--- DATA ENTRIES ---
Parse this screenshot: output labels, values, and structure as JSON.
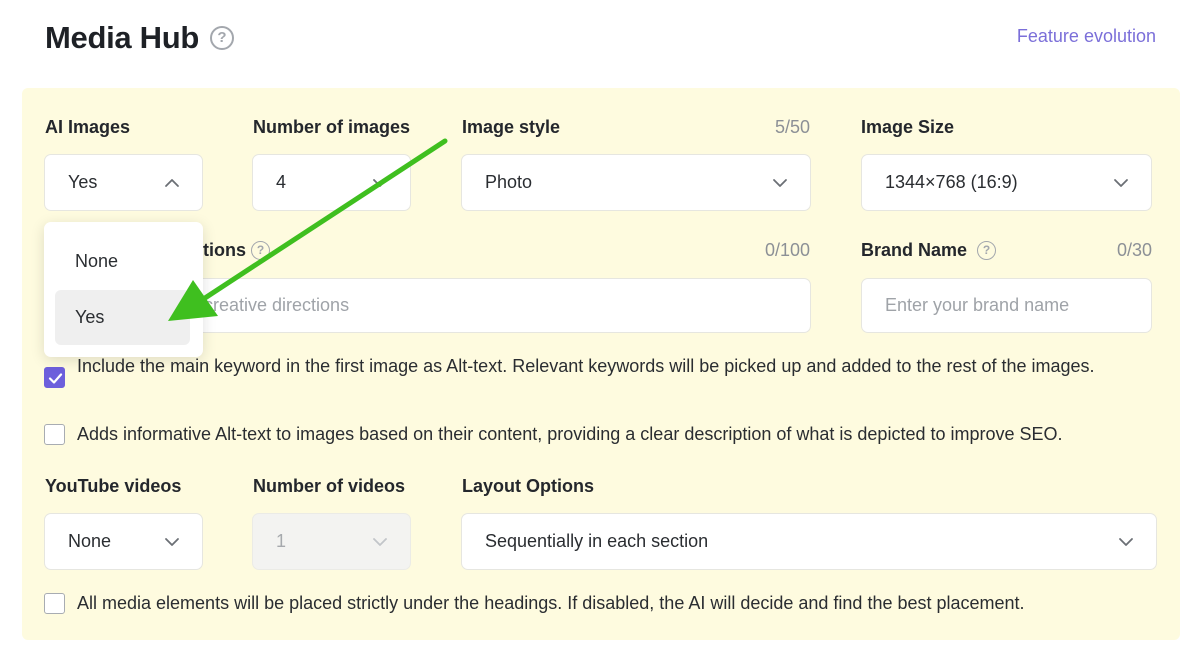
{
  "header": {
    "title": "Media Hub",
    "help_icon": "question-circle-icon",
    "feature_link": "Feature evolution"
  },
  "colors": {
    "panel_bg": "#fefbdf",
    "accent": "#6d5fdc",
    "link": "#7b6fd9",
    "arrow": "#3fbf1f"
  },
  "ai_images": {
    "label": "AI Images",
    "value": "Yes",
    "dropdown_open": true,
    "options": [
      "None",
      "Yes"
    ],
    "selected_option": "Yes"
  },
  "number_of_images": {
    "label": "Number of images",
    "value": "4"
  },
  "image_style": {
    "label": "Image style",
    "counter": "5/50",
    "value": "Photo"
  },
  "image_size": {
    "label": "Image Size",
    "value": "1344×768 (16:9)"
  },
  "creative_directions": {
    "label_visible": "tions",
    "counter": "0/100",
    "placeholder_visible": "creative directions"
  },
  "brand_name": {
    "label": "Brand Name",
    "counter": "0/30",
    "placeholder": "Enter your brand name"
  },
  "checkboxes": {
    "alt_keyword": {
      "checked": true,
      "text": "Include the main keyword in the first image as Alt-text. Relevant keywords will be picked up and added to the rest of the images."
    },
    "alt_informative": {
      "checked": false,
      "text": "Adds informative Alt-text to images based on their content, providing a clear description of what is depicted to improve SEO."
    },
    "placement": {
      "checked": false,
      "text": "All media elements will be placed strictly under the headings. If disabled, the AI will decide and find the best placement."
    }
  },
  "youtube_videos": {
    "label": "YouTube videos",
    "value": "None"
  },
  "number_of_videos": {
    "label": "Number of videos",
    "value": "1",
    "disabled": true
  },
  "layout_options": {
    "label": "Layout Options",
    "value": "Sequentially in each section"
  }
}
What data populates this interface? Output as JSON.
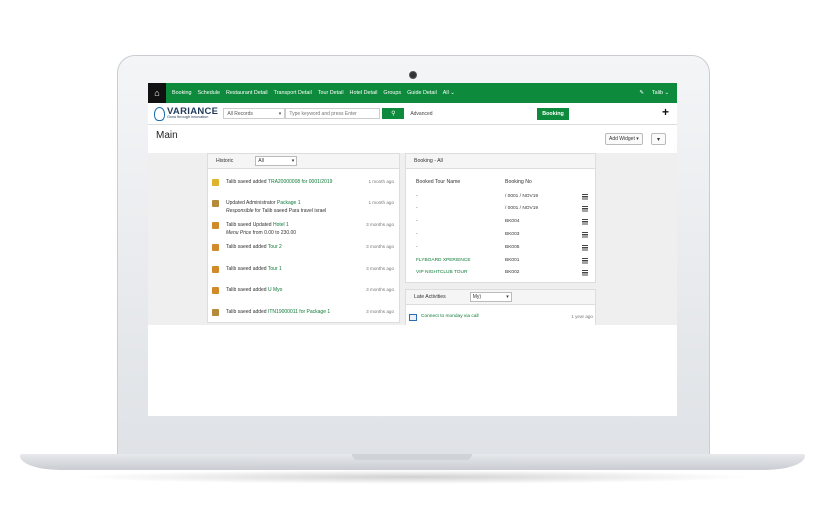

--- AIM ---
Can the entries above be repeated exactly, without their pictures?

--- RESPONSE TO THE TASK ---
Parse this screenshot: output labels, values, and structure as JSON.
{
  "header": {
    "title": "Media Hub",
    "help_icon": "question-circle-icon",
    "feature_link": "Feature evolution"
  },
  "colors": {
    "panel_bg": "#fefbdf",
    "accent": "#6d5fdc",
    "link": "#7b6fd9",
    "arrow": "#3fbf1f"
  },
  "ai_images": {
    "label": "AI Images",
    "value": "Yes",
    "dropdown_open": true,
    "options": [
      "None",
      "Yes"
    ],
    "selected_option": "Yes"
  },
  "number_of_images": {
    "label": "Number of images",
    "value": "4"
  },
  "image_style": {
    "label": "Image style",
    "counter": "5/50",
    "value": "Photo"
  },
  "image_size": {
    "label": "Image Size",
    "value": "1344×768 (16:9)"
  },
  "creative_directions": {
    "label_visible": "tions",
    "counter": "0/100",
    "placeholder_visible": "creative directions"
  },
  "brand_name": {
    "label": "Brand Name",
    "counter": "0/30",
    "placeholder": "Enter your brand name"
  },
  "checkboxes": {
    "alt_keyword": {
      "checked": true,
      "text": "Include the main keyword in the first image as Alt-text. Relevant keywords will be picked up and added to the rest of the images."
    },
    "alt_informative": {
      "checked": false,
      "text": "Adds informative Alt-text to images based on their content, providing a clear description of what is depicted to improve SEO."
    },
    "placement": {
      "checked": false,
      "text": "All media elements will be placed strictly under the headings. If disabled, the AI will decide and find the best placement."
    }
  },
  "youtube_videos": {
    "label": "YouTube videos",
    "value": "None"
  },
  "number_of_videos": {
    "label": "Number of videos",
    "value": "1",
    "disabled": true
  },
  "layout_options": {
    "label": "Layout Options",
    "value": "Sequentially in each section"
  }
}
What data populates this interface? Output as JSON.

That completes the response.